*REQUEST*
Your task is to write out the complete listing exactly as it is shown.

*DATASET RECORDS*
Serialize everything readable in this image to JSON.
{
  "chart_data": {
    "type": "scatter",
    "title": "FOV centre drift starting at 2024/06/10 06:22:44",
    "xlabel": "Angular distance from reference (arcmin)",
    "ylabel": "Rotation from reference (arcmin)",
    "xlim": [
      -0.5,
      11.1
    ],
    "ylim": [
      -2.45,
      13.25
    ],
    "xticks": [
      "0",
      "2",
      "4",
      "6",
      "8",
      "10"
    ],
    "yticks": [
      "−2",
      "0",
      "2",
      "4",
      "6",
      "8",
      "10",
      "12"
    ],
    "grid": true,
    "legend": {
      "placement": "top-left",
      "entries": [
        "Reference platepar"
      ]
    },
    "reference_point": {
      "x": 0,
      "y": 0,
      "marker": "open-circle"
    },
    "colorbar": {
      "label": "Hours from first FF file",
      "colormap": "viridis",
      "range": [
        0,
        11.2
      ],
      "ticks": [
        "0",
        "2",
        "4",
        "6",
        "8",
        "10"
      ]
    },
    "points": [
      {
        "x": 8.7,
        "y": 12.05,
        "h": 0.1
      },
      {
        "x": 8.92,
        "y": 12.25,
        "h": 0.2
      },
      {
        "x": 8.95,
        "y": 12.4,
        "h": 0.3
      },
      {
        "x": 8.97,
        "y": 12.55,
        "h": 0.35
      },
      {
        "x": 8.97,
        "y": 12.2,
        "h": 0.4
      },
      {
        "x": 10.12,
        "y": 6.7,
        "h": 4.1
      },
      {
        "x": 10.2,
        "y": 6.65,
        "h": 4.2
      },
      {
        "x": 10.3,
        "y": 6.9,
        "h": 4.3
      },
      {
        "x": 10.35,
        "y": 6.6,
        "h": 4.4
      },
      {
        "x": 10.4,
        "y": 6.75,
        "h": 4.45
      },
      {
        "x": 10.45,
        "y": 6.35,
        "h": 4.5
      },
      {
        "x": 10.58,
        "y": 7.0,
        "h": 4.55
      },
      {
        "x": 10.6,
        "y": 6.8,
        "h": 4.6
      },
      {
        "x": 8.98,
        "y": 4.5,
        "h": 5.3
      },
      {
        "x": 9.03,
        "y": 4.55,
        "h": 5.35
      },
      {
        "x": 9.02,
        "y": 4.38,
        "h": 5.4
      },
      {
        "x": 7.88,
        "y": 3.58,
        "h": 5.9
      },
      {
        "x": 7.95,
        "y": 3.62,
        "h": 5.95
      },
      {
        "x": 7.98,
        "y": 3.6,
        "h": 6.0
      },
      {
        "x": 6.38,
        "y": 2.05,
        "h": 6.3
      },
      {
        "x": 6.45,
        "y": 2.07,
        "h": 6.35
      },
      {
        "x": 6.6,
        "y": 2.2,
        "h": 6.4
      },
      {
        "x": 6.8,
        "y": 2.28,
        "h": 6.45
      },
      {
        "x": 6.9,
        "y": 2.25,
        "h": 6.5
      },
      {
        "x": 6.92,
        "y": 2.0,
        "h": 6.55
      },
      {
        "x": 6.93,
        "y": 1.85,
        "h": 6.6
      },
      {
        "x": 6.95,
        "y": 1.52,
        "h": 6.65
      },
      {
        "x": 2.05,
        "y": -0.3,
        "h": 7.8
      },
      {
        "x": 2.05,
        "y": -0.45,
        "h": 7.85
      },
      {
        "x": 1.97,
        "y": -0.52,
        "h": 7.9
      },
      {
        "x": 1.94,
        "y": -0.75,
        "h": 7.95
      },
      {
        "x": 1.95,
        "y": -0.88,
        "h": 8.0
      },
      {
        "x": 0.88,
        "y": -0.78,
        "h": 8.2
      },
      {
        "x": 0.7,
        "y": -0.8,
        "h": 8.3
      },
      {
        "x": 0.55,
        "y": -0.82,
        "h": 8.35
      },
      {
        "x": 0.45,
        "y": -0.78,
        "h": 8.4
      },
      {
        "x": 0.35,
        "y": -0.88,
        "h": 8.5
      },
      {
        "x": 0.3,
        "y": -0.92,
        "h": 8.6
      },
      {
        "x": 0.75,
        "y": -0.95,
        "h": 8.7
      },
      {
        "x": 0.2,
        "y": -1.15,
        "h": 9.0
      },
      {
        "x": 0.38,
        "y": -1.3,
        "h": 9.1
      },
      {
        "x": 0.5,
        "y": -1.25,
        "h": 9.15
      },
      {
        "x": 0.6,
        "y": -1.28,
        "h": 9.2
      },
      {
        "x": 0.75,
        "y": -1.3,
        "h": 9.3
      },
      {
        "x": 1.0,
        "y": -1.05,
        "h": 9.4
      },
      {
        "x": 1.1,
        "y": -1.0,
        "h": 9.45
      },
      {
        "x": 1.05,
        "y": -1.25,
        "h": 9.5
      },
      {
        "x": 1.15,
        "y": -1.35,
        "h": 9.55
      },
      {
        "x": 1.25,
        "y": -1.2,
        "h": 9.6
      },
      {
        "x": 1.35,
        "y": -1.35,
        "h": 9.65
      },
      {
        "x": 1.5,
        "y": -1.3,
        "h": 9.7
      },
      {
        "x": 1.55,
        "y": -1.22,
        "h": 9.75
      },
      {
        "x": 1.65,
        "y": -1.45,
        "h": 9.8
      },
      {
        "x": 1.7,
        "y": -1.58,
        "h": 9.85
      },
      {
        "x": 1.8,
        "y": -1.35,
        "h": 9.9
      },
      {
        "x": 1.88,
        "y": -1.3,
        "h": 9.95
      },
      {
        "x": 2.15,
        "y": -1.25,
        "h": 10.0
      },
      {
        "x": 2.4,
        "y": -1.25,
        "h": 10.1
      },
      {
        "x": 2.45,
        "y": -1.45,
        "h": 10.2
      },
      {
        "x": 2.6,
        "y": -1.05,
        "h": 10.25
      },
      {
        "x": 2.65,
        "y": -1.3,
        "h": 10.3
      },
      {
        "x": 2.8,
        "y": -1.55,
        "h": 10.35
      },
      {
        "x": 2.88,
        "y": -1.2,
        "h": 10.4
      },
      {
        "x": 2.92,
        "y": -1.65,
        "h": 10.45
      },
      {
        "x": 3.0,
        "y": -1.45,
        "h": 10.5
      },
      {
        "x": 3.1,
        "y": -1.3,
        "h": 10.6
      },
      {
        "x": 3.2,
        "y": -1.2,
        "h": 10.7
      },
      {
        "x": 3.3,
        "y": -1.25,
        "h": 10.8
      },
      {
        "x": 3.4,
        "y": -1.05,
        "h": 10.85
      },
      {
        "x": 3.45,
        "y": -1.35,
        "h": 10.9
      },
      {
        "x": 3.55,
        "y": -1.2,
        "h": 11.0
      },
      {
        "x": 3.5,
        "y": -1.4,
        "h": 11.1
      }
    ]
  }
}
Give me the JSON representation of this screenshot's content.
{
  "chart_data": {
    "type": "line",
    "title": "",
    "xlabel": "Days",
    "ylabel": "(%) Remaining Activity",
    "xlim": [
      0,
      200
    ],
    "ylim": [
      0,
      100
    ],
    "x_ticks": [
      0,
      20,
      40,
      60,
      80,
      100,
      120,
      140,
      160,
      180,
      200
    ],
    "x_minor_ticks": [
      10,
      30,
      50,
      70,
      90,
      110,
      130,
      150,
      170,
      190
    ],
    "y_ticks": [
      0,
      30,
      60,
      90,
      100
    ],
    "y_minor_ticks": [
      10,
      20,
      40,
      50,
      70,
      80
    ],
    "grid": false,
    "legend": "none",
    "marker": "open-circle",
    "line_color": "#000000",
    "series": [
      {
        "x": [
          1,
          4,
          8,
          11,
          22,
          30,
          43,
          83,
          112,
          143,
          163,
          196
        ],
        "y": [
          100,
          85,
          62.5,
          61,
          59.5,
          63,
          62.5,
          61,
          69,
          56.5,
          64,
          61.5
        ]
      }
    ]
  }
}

*OUTPUT OF THE TASK*
Serialize everything readable in this image to JSON.
{
  "chart_data": {
    "type": "scatter",
    "title": "FOV centre drift starting at 2024/06/10 06:22:44",
    "xlabel": "Angular distance from reference (arcmin)",
    "ylabel": "Rotation from reference (arcmin)",
    "xlim": [
      -0.5,
      11.1
    ],
    "ylim": [
      -2.45,
      13.25
    ],
    "xticks": [
      "0",
      "2",
      "4",
      "6",
      "8",
      "10"
    ],
    "yticks": [
      "−2",
      "0",
      "2",
      "4",
      "6",
      "8",
      "10",
      "12"
    ],
    "grid": true,
    "legend": {
      "placement": "top-left",
      "entries": [
        "Reference platepar"
      ]
    },
    "reference_point": {
      "x": 0,
      "y": 0,
      "marker": "open-circle"
    },
    "colorbar": {
      "label": "Hours from first FF file",
      "colormap": "viridis",
      "range": [
        0,
        11.2
      ],
      "ticks": [
        "0",
        "2",
        "4",
        "6",
        "8",
        "10"
      ]
    },
    "points": [
      {
        "x": 8.7,
        "y": 12.05,
        "h": 0.1
      },
      {
        "x": 8.92,
        "y": 12.25,
        "h": 0.2
      },
      {
        "x": 8.95,
        "y": 12.4,
        "h": 0.3
      },
      {
        "x": 8.97,
        "y": 12.55,
        "h": 0.35
      },
      {
        "x": 8.97,
        "y": 12.2,
        "h": 0.4
      },
      {
        "x": 10.12,
        "y": 6.7,
        "h": 4.1
      },
      {
        "x": 10.2,
        "y": 6.65,
        "h": 4.2
      },
      {
        "x": 10.3,
        "y": 6.9,
        "h": 4.3
      },
      {
        "x": 10.35,
        "y": 6.6,
        "h": 4.4
      },
      {
        "x": 10.4,
        "y": 6.75,
        "h": 4.45
      },
      {
        "x": 10.45,
        "y": 6.35,
        "h": 4.5
      },
      {
        "x": 10.58,
        "y": 7.0,
        "h": 4.55
      },
      {
        "x": 10.6,
        "y": 6.8,
        "h": 4.6
      },
      {
        "x": 8.98,
        "y": 4.5,
        "h": 5.3
      },
      {
        "x": 9.03,
        "y": 4.55,
        "h": 5.35
      },
      {
        "x": 9.02,
        "y": 4.38,
        "h": 5.4
      },
      {
        "x": 7.88,
        "y": 3.58,
        "h": 5.9
      },
      {
        "x": 7.95,
        "y": 3.62,
        "h": 5.95
      },
      {
        "x": 7.98,
        "y": 3.6,
        "h": 6.0
      },
      {
        "x": 6.38,
        "y": 2.05,
        "h": 6.3
      },
      {
        "x": 6.45,
        "y": 2.07,
        "h": 6.35
      },
      {
        "x": 6.6,
        "y": 2.2,
        "h": 6.4
      },
      {
        "x": 6.8,
        "y": 2.28,
        "h": 6.45
      },
      {
        "x": 6.9,
        "y": 2.25,
        "h": 6.5
      },
      {
        "x": 6.92,
        "y": 2.0,
        "h": 6.55
      },
      {
        "x": 6.93,
        "y": 1.85,
        "h": 6.6
      },
      {
        "x": 6.95,
        "y": 1.52,
        "h": 6.65
      },
      {
        "x": 2.05,
        "y": -0.3,
        "h": 7.8
      },
      {
        "x": 2.05,
        "y": -0.45,
        "h": 7.85
      },
      {
        "x": 1.97,
        "y": -0.52,
        "h": 7.9
      },
      {
        "x": 1.94,
        "y": -0.75,
        "h": 7.95
      },
      {
        "x": 1.95,
        "y": -0.88,
        "h": 8.0
      },
      {
        "x": 0.88,
        "y": -0.78,
        "h": 8.2
      },
      {
        "x": 0.7,
        "y": -0.8,
        "h": 8.3
      },
      {
        "x": 0.55,
        "y": -0.82,
        "h": 8.35
      },
      {
        "x": 0.45,
        "y": -0.78,
        "h": 8.4
      },
      {
        "x": 0.35,
        "y": -0.88,
        "h": 8.5
      },
      {
        "x": 0.3,
        "y": -0.92,
        "h": 8.6
      },
      {
        "x": 0.75,
        "y": -0.95,
        "h": 8.7
      },
      {
        "x": 0.2,
        "y": -1.15,
        "h": 9.0
      },
      {
        "x": 0.38,
        "y": -1.3,
        "h": 9.1
      },
      {
        "x": 0.5,
        "y": -1.25,
        "h": 9.15
      },
      {
        "x": 0.6,
        "y": -1.28,
        "h": 9.2
      },
      {
        "x": 0.75,
        "y": -1.3,
        "h": 9.3
      },
      {
        "x": 1.0,
        "y": -1.05,
        "h": 9.4
      },
      {
        "x": 1.1,
        "y": -1.0,
        "h": 9.45
      },
      {
        "x": 1.05,
        "y": -1.25,
        "h": 9.5
      },
      {
        "x": 1.15,
        "y": -1.35,
        "h": 9.55
      },
      {
        "x": 1.25,
        "y": -1.2,
        "h": 9.6
      },
      {
        "x": 1.35,
        "y": -1.35,
        "h": 9.65
      },
      {
        "x": 1.5,
        "y": -1.3,
        "h": 9.7
      },
      {
        "x": 1.55,
        "y": -1.22,
        "h": 9.75
      },
      {
        "x": 1.65,
        "y": -1.45,
        "h": 9.8
      },
      {
        "x": 1.7,
        "y": -1.58,
        "h": 9.85
      },
      {
        "x": 1.8,
        "y": -1.35,
        "h": 9.9
      },
      {
        "x": 1.88,
        "y": -1.3,
        "h": 9.95
      },
      {
        "x": 2.15,
        "y": -1.25,
        "h": 10.0
      },
      {
        "x": 2.4,
        "y": -1.25,
        "h": 10.1
      },
      {
        "x": 2.45,
        "y": -1.45,
        "h": 10.2
      },
      {
        "x": 2.6,
        "y": -1.05,
        "h": 10.25
      },
      {
        "x": 2.65,
        "y": -1.3,
        "h": 10.3
      },
      {
        "x": 2.8,
        "y": -1.55,
        "h": 10.35
      },
      {
        "x": 2.88,
        "y": -1.2,
        "h": 10.4
      },
      {
        "x": 2.92,
        "y": -1.65,
        "h": 10.45
      },
      {
        "x": 3.0,
        "y": -1.45,
        "h": 10.5
      },
      {
        "x": 3.1,
        "y": -1.3,
        "h": 10.6
      },
      {
        "x": 3.2,
        "y": -1.2,
        "h": 10.7
      },
      {
        "x": 3.3,
        "y": -1.25,
        "h": 10.8
      },
      {
        "x": 3.4,
        "y": -1.05,
        "h": 10.85
      },
      {
        "x": 3.45,
        "y": -1.35,
        "h": 10.9
      },
      {
        "x": 3.55,
        "y": -1.2,
        "h": 11.0
      },
      {
        "x": 3.5,
        "y": -1.4,
        "h": 11.1
      }
    ]
  }
}
Give me the JSON representation of this screenshot's content.
{
  "chart_data": {
    "type": "line",
    "title": "",
    "xlabel": "Days",
    "ylabel": "(%) Remaining Activity",
    "xlim": [
      0,
      200
    ],
    "ylim": [
      0,
      100
    ],
    "x_ticks": [
      0,
      20,
      40,
      60,
      80,
      100,
      120,
      140,
      160,
      180,
      200
    ],
    "x_minor_ticks": [
      10,
      30,
      50,
      70,
      90,
      110,
      130,
      150,
      170,
      190
    ],
    "y_ticks": [
      0,
      30,
      60,
      90,
      100
    ],
    "y_minor_ticks": [
      10,
      20,
      40,
      50,
      70,
      80
    ],
    "grid": false,
    "legend": "none",
    "marker": "open-circle",
    "line_color": "#000000",
    "series": [
      {
        "x": [
          1,
          4,
          8,
          11,
          22,
          30,
          43,
          83,
          112,
          143,
          163,
          196
        ],
        "y": [
          100,
          85,
          62.5,
          61,
          59.5,
          63,
          62.5,
          61,
          69,
          56.5,
          64,
          61.5
        ]
      }
    ]
  }
}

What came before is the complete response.